— What is required —
Copy the data exactly; pictures stay out of the copy.

[Data records]

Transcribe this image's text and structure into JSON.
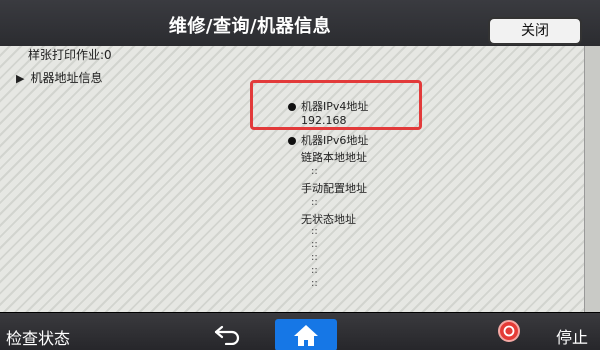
{
  "header": {
    "title": "维修/查询/机器信息",
    "close_label": "关闭"
  },
  "content": {
    "prev_item": "样张打印作业:0",
    "section": "机器地址信息",
    "ipv4": {
      "label": "机器IPv4地址",
      "value": "192.168"
    },
    "ipv6": {
      "label": "机器IPv6地址",
      "link_local_label": "链路本地地址",
      "manual_label": "手动配置地址",
      "stateless_label": "无状态地址",
      "separator": "::"
    }
  },
  "footer": {
    "status_label": "检查状态",
    "stop_label": "停止"
  },
  "colors": {
    "highlight": "#e23a3a",
    "home_button": "#1677e6",
    "stop_button": "#e43b36"
  },
  "icons": [
    "back-icon",
    "home-icon",
    "stop-icon",
    "triangle-right-icon"
  ]
}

— Full solution —
Transcribe this image's text and structure into JSON.
{
  "header": {
    "title": "维修/查询/机器信息",
    "close_label": "关闭"
  },
  "content": {
    "prev_item": "样张打印作业:0",
    "section": "机器地址信息",
    "ipv4": {
      "label": "机器IPv4地址",
      "value": "192.168"
    },
    "ipv6": {
      "label": "机器IPv6地址",
      "link_local_label": "链路本地地址",
      "manual_label": "手动配置地址",
      "stateless_label": "无状态地址",
      "separator": "::"
    }
  },
  "footer": {
    "status_label": "检查状态",
    "stop_label": "停止"
  },
  "colors": {
    "highlight": "#e23a3a",
    "home_button": "#1677e6",
    "stop_button": "#e43b36"
  },
  "icons": [
    "back-icon",
    "home-icon",
    "stop-icon",
    "triangle-right-icon"
  ]
}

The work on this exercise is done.